_Your objective_
Look below and pull out each line with the word "title".

_Data for this task_
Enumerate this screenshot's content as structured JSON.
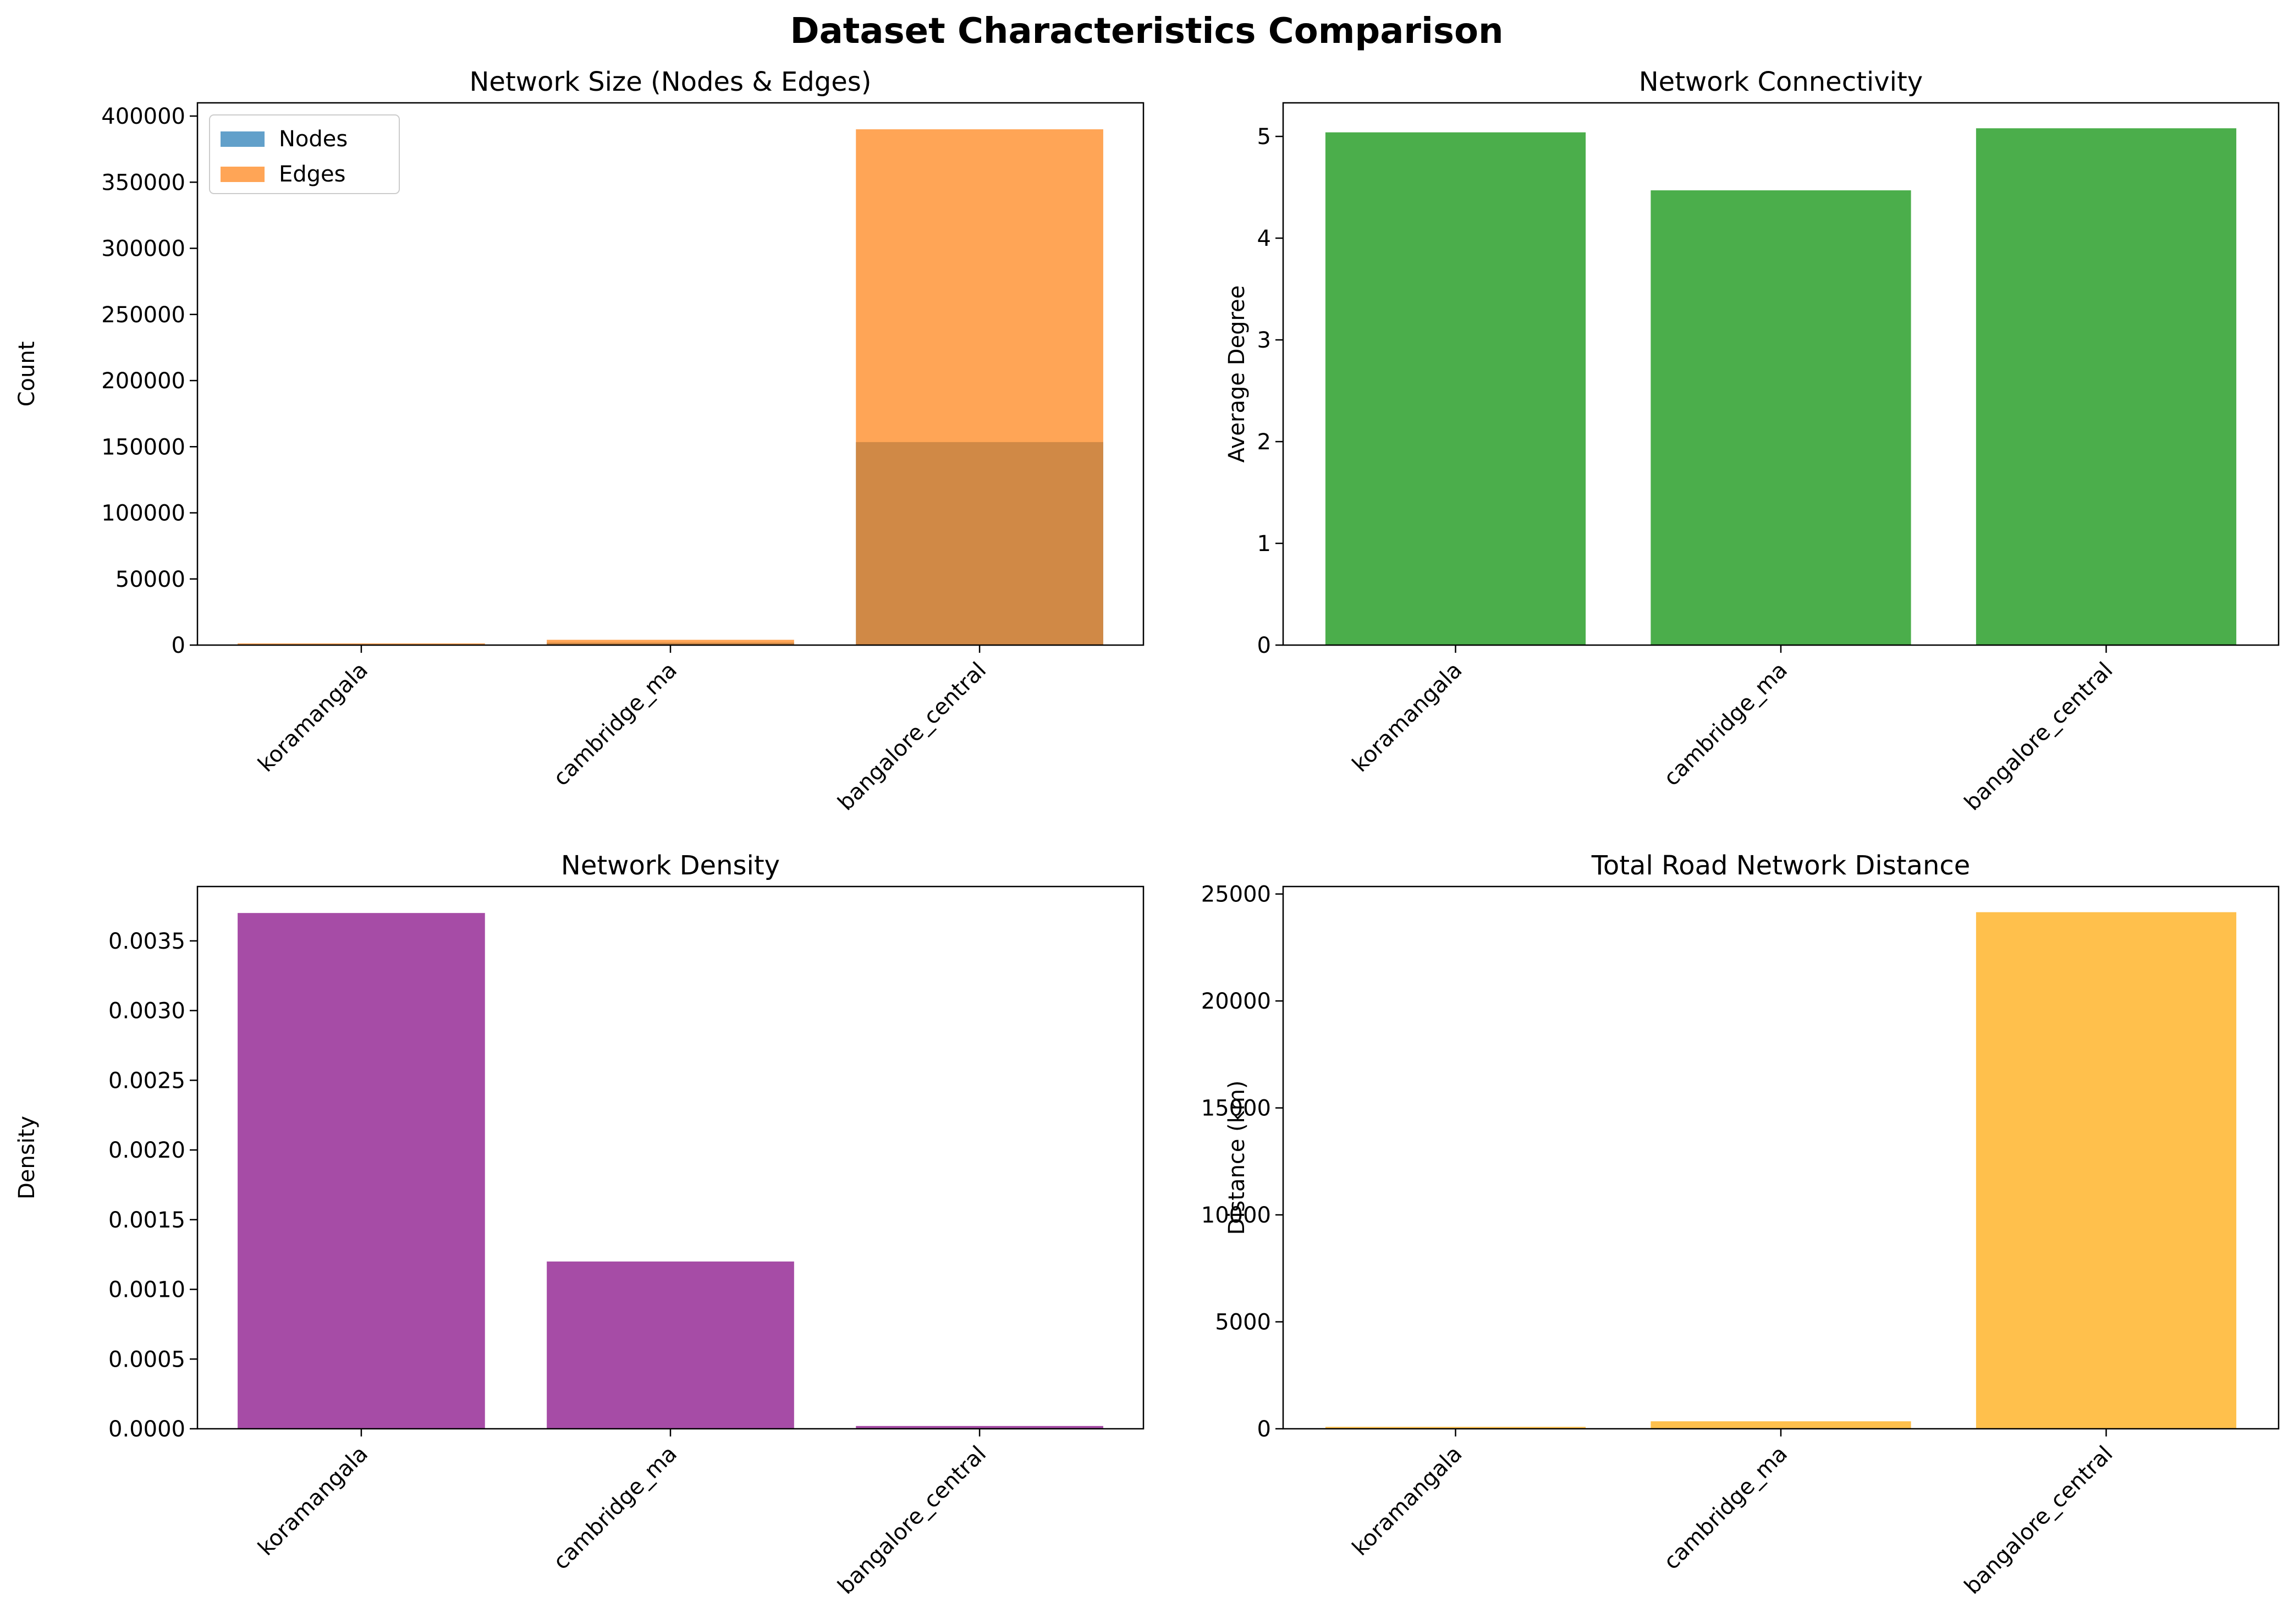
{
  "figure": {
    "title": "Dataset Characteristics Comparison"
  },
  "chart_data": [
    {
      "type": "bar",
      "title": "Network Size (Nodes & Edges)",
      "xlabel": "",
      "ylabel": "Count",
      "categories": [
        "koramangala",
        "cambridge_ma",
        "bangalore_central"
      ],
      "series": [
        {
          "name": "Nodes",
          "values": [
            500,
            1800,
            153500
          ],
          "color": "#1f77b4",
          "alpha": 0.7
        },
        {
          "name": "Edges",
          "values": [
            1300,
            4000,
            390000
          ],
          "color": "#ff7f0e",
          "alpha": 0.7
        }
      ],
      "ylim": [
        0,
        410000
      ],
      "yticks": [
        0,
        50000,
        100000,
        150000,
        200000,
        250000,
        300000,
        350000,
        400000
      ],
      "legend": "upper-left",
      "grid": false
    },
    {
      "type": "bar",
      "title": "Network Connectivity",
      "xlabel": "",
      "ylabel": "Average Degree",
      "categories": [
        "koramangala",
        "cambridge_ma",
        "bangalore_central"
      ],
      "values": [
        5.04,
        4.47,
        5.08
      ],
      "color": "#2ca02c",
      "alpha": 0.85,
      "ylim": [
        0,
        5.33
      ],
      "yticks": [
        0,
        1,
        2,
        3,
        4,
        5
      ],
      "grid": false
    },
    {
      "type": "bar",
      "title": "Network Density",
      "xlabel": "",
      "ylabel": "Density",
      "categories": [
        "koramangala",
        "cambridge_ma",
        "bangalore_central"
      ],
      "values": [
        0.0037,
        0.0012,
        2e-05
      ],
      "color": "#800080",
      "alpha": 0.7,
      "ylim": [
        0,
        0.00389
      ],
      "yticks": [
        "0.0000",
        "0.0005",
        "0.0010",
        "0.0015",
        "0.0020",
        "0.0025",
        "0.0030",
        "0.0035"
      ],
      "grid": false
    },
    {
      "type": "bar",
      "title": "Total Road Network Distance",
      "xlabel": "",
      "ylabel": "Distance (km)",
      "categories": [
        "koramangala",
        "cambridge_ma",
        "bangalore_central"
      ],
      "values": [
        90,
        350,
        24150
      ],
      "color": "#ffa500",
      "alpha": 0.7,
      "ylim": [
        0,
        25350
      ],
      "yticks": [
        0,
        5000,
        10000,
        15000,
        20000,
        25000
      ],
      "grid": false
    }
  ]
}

_The answer_
    "title": "Dataset Characteristics Comparison"
      "title": "Network Size (Nodes & Edges)",
      "title": "Network Connectivity",
      "title": "Network Density",
      "title": "Total Road Network Distance",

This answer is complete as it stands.